EXERCISE |
Can you copy every one of the entries below word for word, leaving out the pictures?

Layout element entries:
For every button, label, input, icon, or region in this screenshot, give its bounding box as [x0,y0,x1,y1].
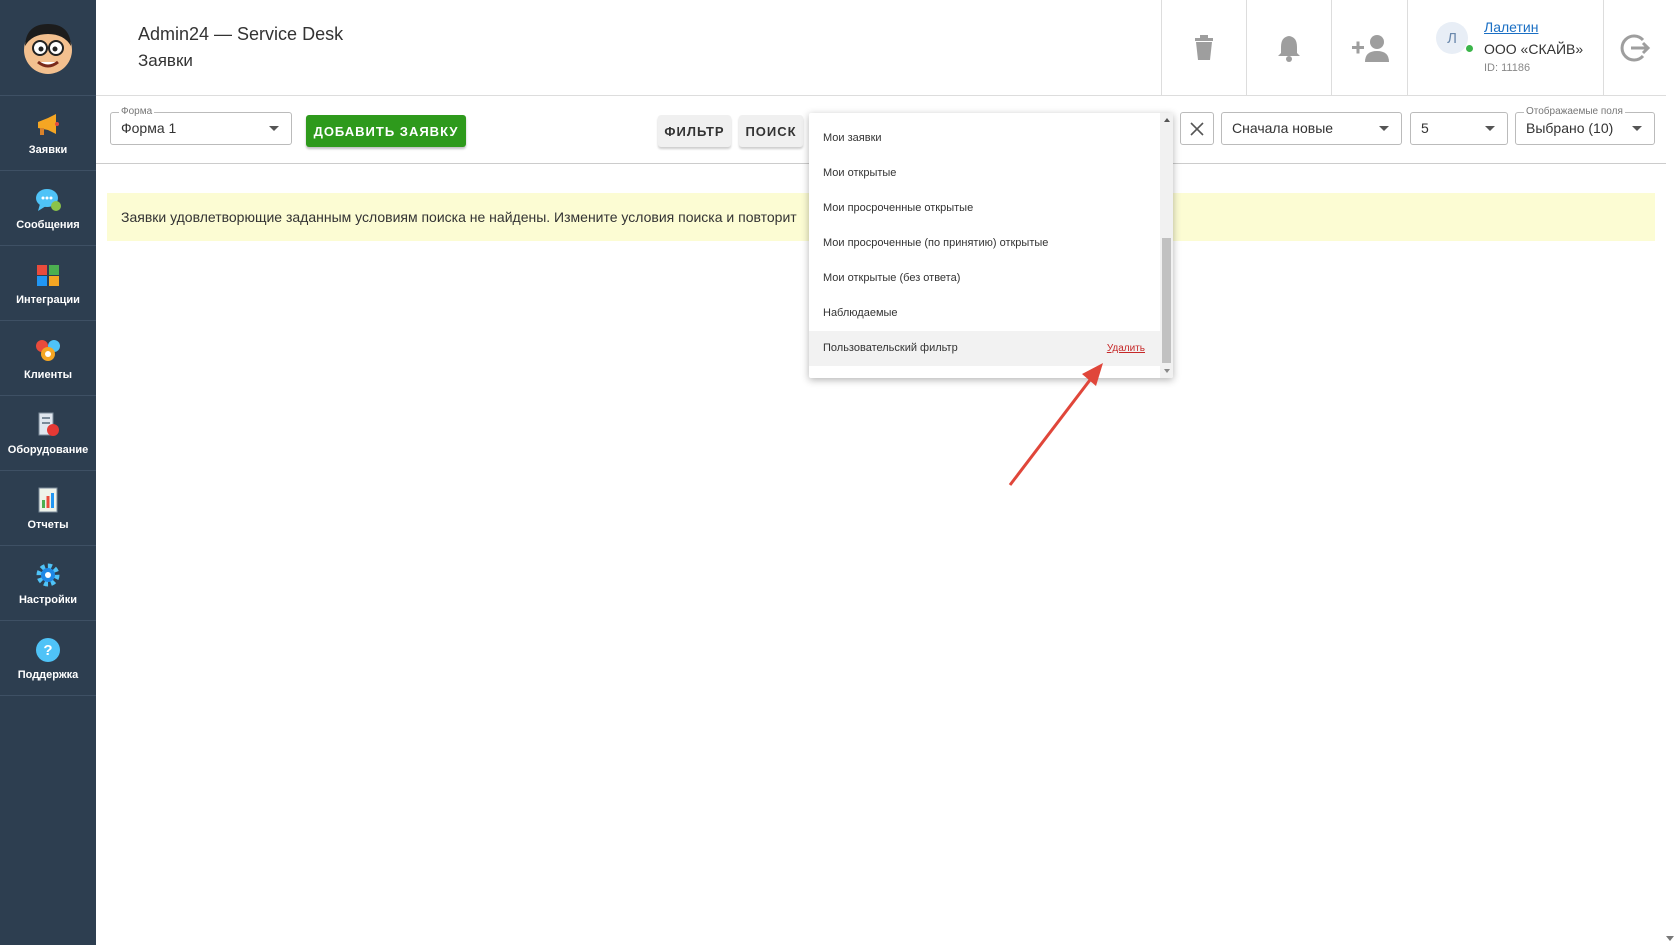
chevron-down-icon [1632,126,1642,131]
filter-option-label: Мои открытые [823,167,897,179]
sidebar-item-label: Сообщения [16,218,80,231]
mascot-logo-icon [24,23,72,74]
add-user-button[interactable] [1331,0,1407,96]
clear-filter-button[interactable] [1180,112,1214,145]
add-request-button[interactable]: ДОБАВИТЬ ЗАЯВКУ [306,115,466,147]
close-icon [1190,121,1204,136]
sidebar-item-label: Интеграции [16,293,80,306]
report-icon [34,486,62,514]
sidebar-item-label: Оборудование [7,443,89,456]
logo[interactable] [0,0,96,96]
add-user-icon [1351,35,1389,62]
filter-option[interactable]: Мои просроченные (по принятию) открытые [809,226,1160,261]
trash-icon [1195,35,1213,60]
scroll-up-icon[interactable] [1164,118,1170,122]
sidebar-item-label: Клиенты [23,368,72,381]
filter-option-label: Пользовательский фильтр [823,342,958,354]
page-scroll-down-icon[interactable] [1666,936,1674,941]
delete-filter-link[interactable]: Удалить [1107,331,1145,366]
page-title: Заявки [138,51,193,70]
sidebar-item-reports[interactable]: Отчеты [0,471,96,546]
search-button[interactable]: ПОИСК [739,115,803,147]
bell-icon [1278,36,1300,62]
filter-option[interactable]: Наблюдаемые [809,296,1160,331]
chat-bubble-icon [34,186,62,214]
gear-icon [34,561,62,589]
equipment-icon [34,411,62,439]
people-icon [34,336,62,364]
scroll-down-icon[interactable] [1164,369,1170,373]
sidebar-item-requests[interactable]: Заявки [0,96,96,171]
sidebar-item-label: Поддержка [17,668,79,681]
svg-text:?: ? [43,642,52,659]
sidebar-item-equipment[interactable]: Оборудование [0,396,96,471]
sidebar-item-label: Отчеты [27,518,69,531]
question-icon: ? [34,636,62,664]
sort-select[interactable]: Сначала новые [1221,112,1402,145]
top-bar: Admin24 — Service Desk Заявки Л Лалетин … [96,0,1666,96]
displayed-fields-label: Отображаемые поля [1524,106,1625,118]
notifications-button[interactable] [1246,0,1331,96]
megaphone-icon [34,111,62,139]
sort-select-value: Сначала новые [1232,120,1334,136]
form-select-label: Форма [119,106,155,118]
filter-option-label: Мои просроченные (по принятию) открытые [823,237,1049,249]
logout-button[interactable] [1603,0,1666,96]
user-id: ID: 11186 [1484,62,1531,74]
trash-button[interactable] [1161,0,1246,96]
filter-name-dropdown: Мои заявки Мои открытые Мои просроченные… [809,113,1173,378]
scrollbar-thumb[interactable] [1162,238,1171,363]
filter-option[interactable]: Мои заявки [809,121,1160,156]
filter-option[interactable]: Мои просроченные открытые [809,191,1160,226]
chevron-down-icon [1485,126,1495,131]
filter-option-label: Мои заявки [823,132,882,144]
avatar[interactable]: Л [1436,22,1468,54]
sidebar-item-settings[interactable]: Настройки [0,546,96,621]
displayed-fields-select[interactable]: Отображаемые поля Выбрано (10) [1515,106,1655,145]
filter-option-custom[interactable]: Пользовательский фильтр Удалить [809,331,1160,366]
logout-icon [1620,34,1651,62]
form-select[interactable]: Форма Форма 1 [110,106,292,145]
sidebar-item-label: Заявки [28,143,68,156]
per-page-select[interactable]: 5 [1410,112,1508,145]
filter-button[interactable]: ФИЛЬТР [658,115,731,147]
sidebar-item-label: Настройки [18,593,78,606]
dropdown-scrollbar[interactable] [1160,113,1173,378]
chevron-down-icon [1379,126,1389,131]
form-select-value: Форма 1 [121,120,177,136]
per-page-select-value: 5 [1421,120,1429,136]
puzzle-icon [34,261,62,289]
sidebar-item-support[interactable]: ? Поддержка [0,621,96,696]
online-status-dot [1466,45,1473,52]
user-block: Л Лалетин ООО «СКАЙВ» ID: 11186 [1407,0,1603,96]
user-organization: ООО «СКАЙВ» [1484,41,1584,57]
filter-option-label: Мои открытые (без ответа) [823,272,961,284]
filter-option-label: Мои просроченные открытые [823,202,974,214]
sidebar: Заявки Сообщения Интеграции Клиенты Обор… [0,0,96,945]
sidebar-item-clients[interactable]: Клиенты [0,321,96,396]
user-name-link[interactable]: Лалетин [1484,19,1538,35]
filter-options-list: Мои заявки Мои открытые Мои просроченные… [809,121,1160,366]
filter-option-label: Наблюдаемые [823,307,898,319]
sidebar-item-messages[interactable]: Сообщения [0,171,96,246]
filter-option[interactable]: Мои открытые (без ответа) [809,261,1160,296]
app-title: Admin24 — Service Desk [138,24,344,44]
chevron-down-icon [269,126,279,131]
filter-option[interactable]: Мои открытые [809,156,1160,191]
sidebar-item-integrations[interactable]: Интеграции [0,246,96,321]
displayed-fields-value: Выбрано (10) [1526,120,1614,136]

RESPONSE TO THIS TASK |
For every button, label, input, icon, or region in this screenshot, give its bounding box as [x0,y0,x1,y1].
chevron-down-icon [1632,126,1642,131]
filter-option-label: Мои открытые [823,167,897,179]
sidebar-item-label: Сообщения [16,218,80,231]
mascot-logo-icon [24,23,72,74]
add-user-button[interactable] [1331,0,1407,96]
clear-filter-button[interactable] [1180,112,1214,145]
add-request-button[interactable]: ДОБАВИТЬ ЗАЯВКУ [306,115,466,147]
close-icon [1190,121,1204,136]
sidebar-item-label: Интеграции [16,293,80,306]
report-icon [34,486,62,514]
sidebar-item-label: Оборудование [7,443,89,456]
logo[interactable] [0,0,96,96]
add-user-icon [1351,35,1389,62]
filter-option[interactable]: Мои просроченные (по принятию) открытые [809,226,1160,261]
trash-icon [1195,35,1213,60]
scroll-up-icon[interactable] [1164,118,1170,122]
sidebar-item-label: Клиенты [23,368,72,381]
filter-option-label: Пользовательский фильтр [823,342,958,354]
page-scroll-down-icon[interactable] [1666,936,1674,941]
delete-filter-link[interactable]: Удалить [1107,331,1145,366]
page-title: Заявки [138,51,193,70]
sidebar-item-reports[interactable]: Отчеты [0,471,96,546]
search-button[interactable]: ПОИСК [739,115,803,147]
bell-icon [1278,36,1300,62]
filter-option[interactable]: Наблюдаемые [809,296,1160,331]
chat-bubble-icon [34,186,62,214]
gear-icon [34,561,62,589]
equipment-icon [34,411,62,439]
people-icon [34,336,62,364]
scroll-down-icon[interactable] [1164,369,1170,373]
sidebar-item-requests[interactable]: Заявки [0,96,96,171]
sidebar-item-label: Поддержка [17,668,79,681]
svg-text:?: ? [43,642,52,659]
sidebar-item-equipment[interactable]: Оборудование [0,396,96,471]
sidebar-item-label: Отчеты [27,518,69,531]
question-icon: ? [34,636,62,664]
sort-select[interactable]: Сначала новые [1221,112,1402,145]
top-bar: Admin24 — Service Desk Заявки Л Лалетин … [96,0,1666,96]
displayed-fields-label: Отображаемые поля [1524,106,1625,118]
notifications-button[interactable] [1246,0,1331,96]
megaphone-icon [34,111,62,139]
sort-select-value: Сначала новые [1232,120,1334,136]
form-select-label: Форма [119,106,155,118]
filter-option-label: Мои просроченные (по принятию) открытые [823,237,1049,249]
logout-button[interactable] [1603,0,1666,96]
user-id: ID: 11186 [1484,62,1531,74]
trash-button[interactable] [1161,0,1246,96]
filter-name-dropdown: Мои заявки Мои открытые Мои просроченные… [809,113,1173,378]
scrollbar-thumb[interactable] [1162,238,1171,363]
filter-option[interactable]: Мои заявки [809,121,1160,156]
filter-option[interactable]: Мои просроченные открытые [809,191,1160,226]
chevron-down-icon [1485,126,1495,131]
filter-option-label: Мои заявки [823,132,882,144]
avatar[interactable]: Л [1436,22,1468,54]
sidebar-item-settings[interactable]: Настройки [0,546,96,621]
displayed-fields-select[interactable]: Отображаемые поля Выбрано (10) [1515,106,1655,145]
filter-option-custom[interactable]: Пользовательский фильтр Удалить [809,331,1160,366]
logout-icon [1620,34,1651,62]
form-select[interactable]: Форма Форма 1 [110,106,292,145]
sidebar-item-label: Заявки [28,143,68,156]
per-page-select[interactable]: 5 [1410,112,1508,145]
filter-button[interactable]: ФИЛЬТР [658,115,731,147]
sidebar-item-label: Настройки [18,593,78,606]
dropdown-scrollbar[interactable] [1160,113,1173,378]
chevron-down-icon [1379,126,1389,131]
form-select-value: Форма 1 [121,120,177,136]
per-page-select-value: 5 [1421,120,1429,136]
puzzle-icon [34,261,62,289]
sidebar-item-support[interactable]: ? Поддержка [0,621,96,696]
online-status-dot [1466,45,1473,52]
user-block: Л Лалетин ООО «СКАЙВ» ID: 11186 [1407,0,1603,96]
user-organization: ООО «СКАЙВ» [1484,41,1584,57]
filter-option-label: Мои открытые (без ответа) [823,272,961,284]
filter-option-label: Мои просроченные открытые [823,202,974,214]
sidebar: Заявки Сообщения Интеграции Клиенты Обор… [0,0,96,945]
sidebar-item-clients[interactable]: Клиенты [0,321,96,396]
user-name-link[interactable]: Лалетин [1484,19,1538,35]
filter-options-list: Мои заявки Мои открытые Мои просроченные… [809,121,1160,366]
filter-option-label: Наблюдаемые [823,307,898,319]
sidebar-item-messages[interactable]: Сообщения [0,171,96,246]
filter-option[interactable]: Мои открытые (без ответа) [809,261,1160,296]
app-title: Admin24 — Service Desk [138,24,344,44]
chevron-down-icon [269,126,279,131]
filter-option[interactable]: Мои открытые [809,156,1160,191]
sidebar-item-integrations[interactable]: Интеграции [0,246,96,321]
displayed-fields-value: Выбрано (10) [1526,120,1614,136]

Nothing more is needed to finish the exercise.